--- Start ---
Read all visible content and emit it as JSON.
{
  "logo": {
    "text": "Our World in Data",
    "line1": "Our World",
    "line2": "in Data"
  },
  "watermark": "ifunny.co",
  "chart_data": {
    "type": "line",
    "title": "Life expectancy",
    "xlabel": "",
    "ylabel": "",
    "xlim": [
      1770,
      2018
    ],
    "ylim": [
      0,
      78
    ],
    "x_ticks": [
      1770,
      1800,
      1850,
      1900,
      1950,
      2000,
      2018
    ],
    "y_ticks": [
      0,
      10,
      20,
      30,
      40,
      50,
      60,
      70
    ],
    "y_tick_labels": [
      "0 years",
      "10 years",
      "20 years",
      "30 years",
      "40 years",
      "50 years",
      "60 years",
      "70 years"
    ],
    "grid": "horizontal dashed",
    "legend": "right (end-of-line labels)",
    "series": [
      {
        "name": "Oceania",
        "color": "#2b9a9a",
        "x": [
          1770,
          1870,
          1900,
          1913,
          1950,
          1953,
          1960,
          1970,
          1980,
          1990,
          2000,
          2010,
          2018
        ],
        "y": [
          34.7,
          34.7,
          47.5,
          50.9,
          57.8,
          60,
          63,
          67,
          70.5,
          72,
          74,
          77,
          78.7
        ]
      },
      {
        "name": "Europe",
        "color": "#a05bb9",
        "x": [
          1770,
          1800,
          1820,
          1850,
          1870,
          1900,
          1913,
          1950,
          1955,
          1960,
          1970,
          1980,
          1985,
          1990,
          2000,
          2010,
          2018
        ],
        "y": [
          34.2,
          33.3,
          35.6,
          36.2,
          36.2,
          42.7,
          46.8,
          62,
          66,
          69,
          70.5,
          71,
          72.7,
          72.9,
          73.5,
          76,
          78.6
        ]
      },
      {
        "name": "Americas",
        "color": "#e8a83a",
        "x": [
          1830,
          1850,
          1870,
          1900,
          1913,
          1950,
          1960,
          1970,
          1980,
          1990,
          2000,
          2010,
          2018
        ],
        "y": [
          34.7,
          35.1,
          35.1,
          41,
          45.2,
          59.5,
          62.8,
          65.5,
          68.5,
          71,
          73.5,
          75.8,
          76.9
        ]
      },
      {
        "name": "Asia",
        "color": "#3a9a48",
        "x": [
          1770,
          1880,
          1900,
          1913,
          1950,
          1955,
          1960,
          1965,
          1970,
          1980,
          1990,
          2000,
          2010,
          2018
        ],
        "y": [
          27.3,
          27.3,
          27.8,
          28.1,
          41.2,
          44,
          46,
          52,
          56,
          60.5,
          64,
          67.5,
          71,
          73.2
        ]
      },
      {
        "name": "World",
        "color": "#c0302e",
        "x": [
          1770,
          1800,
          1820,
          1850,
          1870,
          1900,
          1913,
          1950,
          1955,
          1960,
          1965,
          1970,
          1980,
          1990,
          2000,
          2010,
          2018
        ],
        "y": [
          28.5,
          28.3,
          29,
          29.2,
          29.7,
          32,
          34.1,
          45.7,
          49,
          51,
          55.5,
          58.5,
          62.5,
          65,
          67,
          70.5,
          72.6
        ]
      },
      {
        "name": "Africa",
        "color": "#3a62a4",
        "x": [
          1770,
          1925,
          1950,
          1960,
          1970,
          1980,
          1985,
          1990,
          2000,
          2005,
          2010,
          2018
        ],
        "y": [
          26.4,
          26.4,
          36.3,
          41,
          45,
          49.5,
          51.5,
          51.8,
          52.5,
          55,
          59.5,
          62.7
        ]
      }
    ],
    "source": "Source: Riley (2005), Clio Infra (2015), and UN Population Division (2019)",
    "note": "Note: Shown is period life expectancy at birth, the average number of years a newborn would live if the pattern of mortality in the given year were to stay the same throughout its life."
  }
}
--- End ---
• **AIM OF THE TASK**:
Write out the listing once more, matching it exactly.

• **RESPONSE TO THIS TASK**:
Read all visible content and emit it as JSON.
{
  "logo": {
    "text": "Our World in Data",
    "line1": "Our World",
    "line2": "in Data"
  },
  "watermark": "ifunny.co",
  "chart_data": {
    "type": "line",
    "title": "Life expectancy",
    "xlabel": "",
    "ylabel": "",
    "xlim": [
      1770,
      2018
    ],
    "ylim": [
      0,
      78
    ],
    "x_ticks": [
      1770,
      1800,
      1850,
      1900,
      1950,
      2000,
      2018
    ],
    "y_ticks": [
      0,
      10,
      20,
      30,
      40,
      50,
      60,
      70
    ],
    "y_tick_labels": [
      "0 years",
      "10 years",
      "20 years",
      "30 years",
      "40 years",
      "50 years",
      "60 years",
      "70 years"
    ],
    "grid": "horizontal dashed",
    "legend": "right (end-of-line labels)",
    "series": [
      {
        "name": "Oceania",
        "color": "#2b9a9a",
        "x": [
          1770,
          1870,
          1900,
          1913,
          1950,
          1953,
          1960,
          1970,
          1980,
          1990,
          2000,
          2010,
          2018
        ],
        "y": [
          34.7,
          34.7,
          47.5,
          50.9,
          57.8,
          60,
          63,
          67,
          70.5,
          72,
          74,
          77,
          78.7
        ]
      },
      {
        "name": "Europe",
        "color": "#a05bb9",
        "x": [
          1770,
          1800,
          1820,
          1850,
          1870,
          1900,
          1913,
          1950,
          1955,
          1960,
          1970,
          1980,
          1985,
          1990,
          2000,
          2010,
          2018
        ],
        "y": [
          34.2,
          33.3,
          35.6,
          36.2,
          36.2,
          42.7,
          46.8,
          62,
          66,
          69,
          70.5,
          71,
          72.7,
          72.9,
          73.5,
          76,
          78.6
        ]
      },
      {
        "name": "Americas",
        "color": "#e8a83a",
        "x": [
          1830,
          1850,
          1870,
          1900,
          1913,
          1950,
          1960,
          1970,
          1980,
          1990,
          2000,
          2010,
          2018
        ],
        "y": [
          34.7,
          35.1,
          35.1,
          41,
          45.2,
          59.5,
          62.8,
          65.5,
          68.5,
          71,
          73.5,
          75.8,
          76.9
        ]
      },
      {
        "name": "Asia",
        "color": "#3a9a48",
        "x": [
          1770,
          1880,
          1900,
          1913,
          1950,
          1955,
          1960,
          1965,
          1970,
          1980,
          1990,
          2000,
          2010,
          2018
        ],
        "y": [
          27.3,
          27.3,
          27.8,
          28.1,
          41.2,
          44,
          46,
          52,
          56,
          60.5,
          64,
          67.5,
          71,
          73.2
        ]
      },
      {
        "name": "World",
        "color": "#c0302e",
        "x": [
          1770,
          1800,
          1820,
          1850,
          1870,
          1900,
          1913,
          1950,
          1955,
          1960,
          1965,
          1970,
          1980,
          1990,
          2000,
          2010,
          2018
        ],
        "y": [
          28.5,
          28.3,
          29,
          29.2,
          29.7,
          32,
          34.1,
          45.7,
          49,
          51,
          55.5,
          58.5,
          62.5,
          65,
          67,
          70.5,
          72.6
        ]
      },
      {
        "name": "Africa",
        "color": "#3a62a4",
        "x": [
          1770,
          1925,
          1950,
          1960,
          1970,
          1980,
          1985,
          1990,
          2000,
          2005,
          2010,
          2018
        ],
        "y": [
          26.4,
          26.4,
          36.3,
          41,
          45,
          49.5,
          51.5,
          51.8,
          52.5,
          55,
          59.5,
          62.7
        ]
      }
    ],
    "source": "Source: Riley (2005), Clio Infra (2015), and UN Population Division (2019)",
    "note": "Note: Shown is period life expectancy at birth, the average number of years a newborn would live if the pattern of mortality in the given year were to stay the same throughout its life."
  }
}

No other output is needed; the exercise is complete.